(Data extracted from a collection)
begin

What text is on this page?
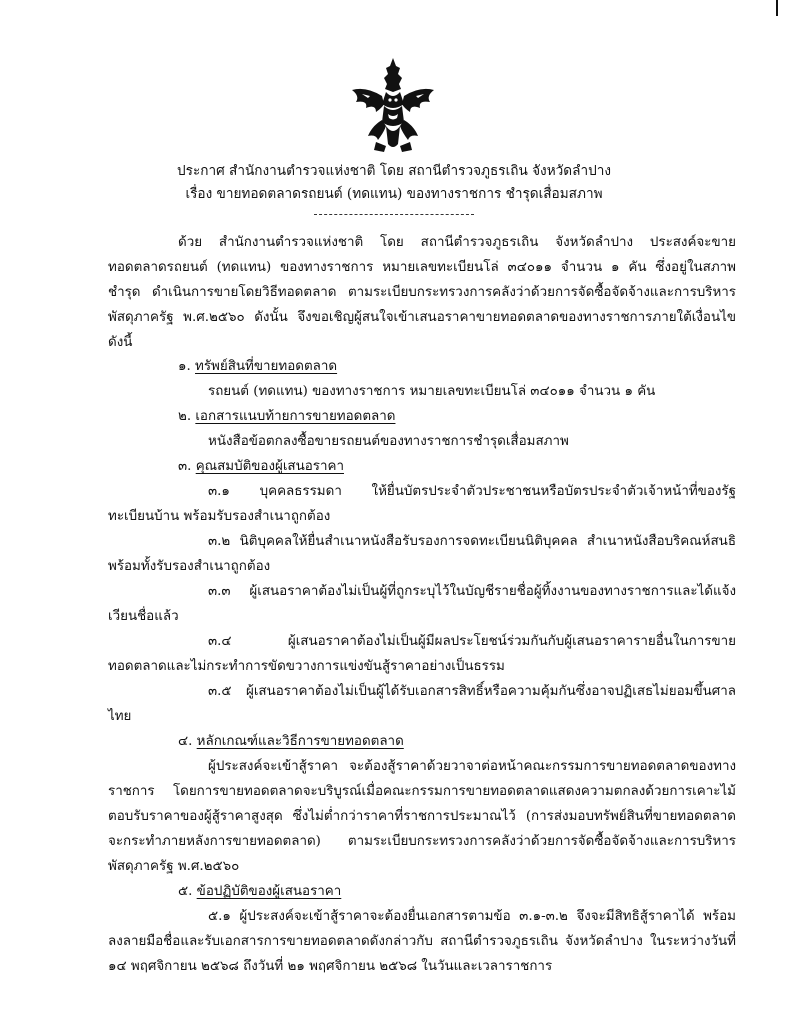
ประกาศ สำนักงานตำรวจแห่งชาติ โดย สถานีตำรวจภูธรเถิน จังหวัดลำปาง
เรื่อง ขายทอดตลาดรถยนต์ (ทดแทน) ของทางราชการ ชำรุดเสื่อมสภาพ
ด้วย สำนักงานตำรวจแห่งชาติ โดย สถานีตำรวจภูธรเถิน จังหวัดลำปาง ประสงค์จะขาย
ทอดตลาดรถยนต์ (ทดแทน) ของทางราชการ หมายเลขทะเบียนโล่ ๓๔๐๑๑ จำนวน ๑ คัน ซึ่งอยู่ในสภาพ
ชำรุด ดำเนินการขายโดยวิธีทอดตลาด ตามระเบียบกระทรวงการคลังว่าด้วยการจัดซื้อจัดจ้างและการบริหาร
พัสดุภาครัฐ พ.ศ.๒๕๖๐ ดังนั้น จึงขอเชิญผู้สนใจเข้าเสนอราคาขายทอดตลาดของทางราชการภายใต้เงื่อนไข
ดังนี้
๑. ทรัพย์สินที่ขายทอดตลาด
รถยนต์ (ทดแทน) ของทางราชการ หมายเลขทะเบียนโล่ ๓๔๐๑๑ จำนวน ๑ คัน
๒. เอกสารแนบท้ายการขายทอดตลาด
หนังสือข้อตกลงซื้อขายรถยนต์ของทางราชการชำรุดเสื่อมสภาพ
๓. คุณสมบัติของผู้เสนอราคา
๓.๑ บุคคลธรรมดา ให้ยื่นบัตรประจำตัวประชาชนหรือบัตรประจำตัวเจ้าหน้าที่ของรัฐ
ทะเบียนบ้าน พร้อมรับรองสำเนาถูกต้อง
๓.๒ นิติบุคคลให้ยื่นสำเนาหนังสือรับรองการจดทะเบียนนิติบุคคล สำเนาหนังสือบริคณห์สนธิ
พร้อมทั้งรับรองสำเนาถูกต้อง
๓.๓ ผู้เสนอราคาต้องไม่เป็นผู้ที่ถูกระบุไว้ในบัญชีรายชื่อผู้ทิ้งงานของทางราชการและได้แจ้ง
เวียนชื่อแล้ว
๓.๔ ผู้เสนอราคาต้องไม่เป็นผู้มีผลประโยชน์ร่วมกันกับผู้เสนอราคารายอื่นในการขาย
ทอดตลาดและไม่กระทำการขัดขวางการแข่งขันสู้ราคาอย่างเป็นธรรม
๓.๕ ผู้เสนอราคาต้องไม่เป็นผู้ได้รับเอกสารสิทธิ์หรือความคุ้มกันซึ่งอาจปฏิเสธไม่ยอมขึ้นศาล
ไทย
๔. หลักเกณฑ์และวิธีการขายทอดตลาด
ผู้ประสงค์จะเข้าสู้ราคา จะต้องสู้ราคาด้วยวาจาต่อหน้าคณะกรรมการขายทอดตลาดของทาง
ราชการ โดยการขายทอดตลาดจะบริบูรณ์เมื่อคณะกรรมการขายทอดตลาดแสดงความตกลงด้วยการเคาะไม้
ตอบรับราคาของผู้สู้ราคาสูงสุด ซึ่งไม่ต่ำกว่าราคาที่ราชการประมาณไว้ (การส่งมอบทรัพย์สินที่ขายทอดตลาด
จะกระทำภายหลังการขายทอดตลาด) ตามระเบียบกระทรวงการคลังว่าด้วยการจัดซื้อจัดจ้างและการบริหาร
พัสดุภาครัฐ พ.ศ.๒๕๖๐
๕. ข้อปฏิบัติของผู้เสนอราคา
๕.๑ ผู้ประสงค์จะเข้าสู้ราคาจะต้องยื่นเอกสารตามข้อ ๓.๑-๓.๒ จึงจะมีสิทธิสู้ราคาได้ พร้อม
ลงลายมือชื่อและรับเอกสารการขายทอดตลาดดังกล่าวกับ สถานีตำรวจภูธรเถิน จังหวัดลำปาง ในระหว่างวันที่
๑๔ พฤศจิกายน ๒๕๖๘ ถึงวันที่ ๒๑ พฤศจิกายน ๒๕๖๘ ในวันและเวลาราชการ
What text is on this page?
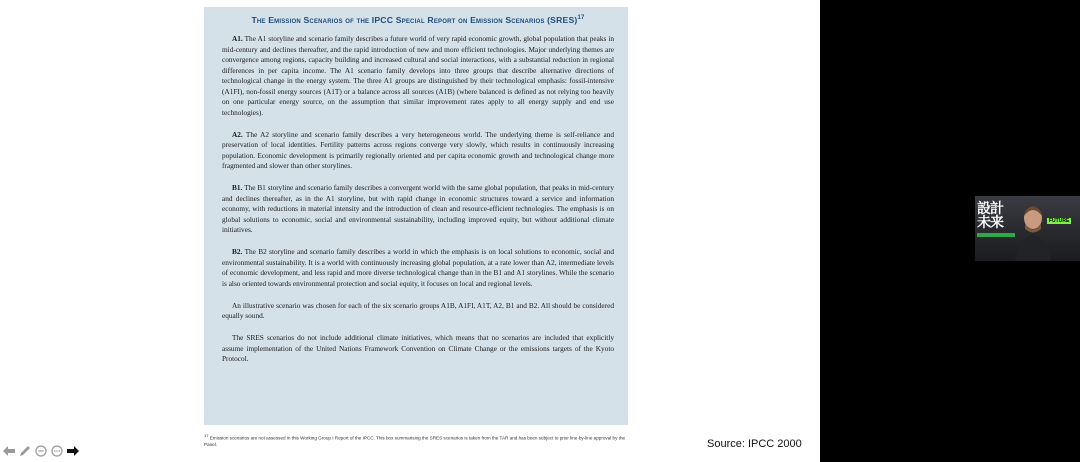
The Emission Scenarios of the IPCC Special Report on Emission Scenarios (SRES)$^{17}$

A1. The A1 storyline and scenario family describes a future world of very rapid economic growth, global population that peaks in mid-century and declines thereafter, and the rapid introduction of new and more efficient technologies. Major underlying themes are convergence among regions, capacity building and increased cultural and social interactions, with a substantial reduction in regional differences in per capita income. The A1 scenario family develops into three groups that describe alternative directions of technological change in the energy system. The three A1 groups are distinguished by their technological emphasis: fossil-intensive (A1FI), non-fossil energy sources (A1T) or a balance across all sources (A1B) (where balanced is defined as not relying too heavily on one particular energy source, on the assumption that similar improvement rates apply to all energy supply and end use technologies).

A2. The A2 storyline and scenario family describes a very heterogeneous world. The underlying theme is self-reliance and preservation of local identities. Fertility patterns across regions converge very slowly, which results in continuously increasing population. Economic development is primarily regionally oriented and per capita economic growth and technological change more fragmented and slower than other storylines.

B1. The B1 storyline and scenario family describes a convergent world with the same global population, that peaks in mid-century and declines thereafter, as in the A1 storyline, but with rapid change in economic structures toward a service and information economy, with reductions in material intensity and the introduction of clean and resource-efficient technologies. The emphasis is on global solutions to economic, social and environmental sustainability, including improved equity, but without additional climate initiatives.

B2. The B2 storyline and scenario family describes a world in which the emphasis is on local solutions to economic, social and environmental sustainability. It is a world with continuously increasing global population, at a rate lower than A2, intermediate levels of economic development, and less rapid and more diverse technological change than in the B1 and A1 storylines. While the scenario is also oriented towards environmental protection and social equity, it focuses on local and regional levels.

An illustrative scenario was chosen for each of the six scenario groups A1B, A1FI, A1T, A2, B1 and B2. All should be considered equally sound.

The SRES scenarios do not include additional climate initiatives, which means that no scenarios are included that explicitly assume implementation of the United Nations Framework Convention on Climate Change or the emissions targets of the Kyoto Protocol.

$^{17}$ Emission scenarios are not assessed in this Working Group I Report of the IPCC. This box summarising the SRES scenarios is taken from the TAR and has been subject to prior line-by-line approval by the Panel.	Source: IPCC 2000
設計
未来	FUTURE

end

WHAT TO PRODUCE =
Copy out each line of the records that holds the string "อมสภาพ".

WRITTEN RESPONSE =
เรื่อง ขายทอดตลาดรถยนต์ (ทดแทน) ของทางราชการ ชำรุดเสื่อมสภาพ
หนังสือข้อตกลงซื้อขายรถยนต์ของทางราชการชำรุดเสื่อมสภาพ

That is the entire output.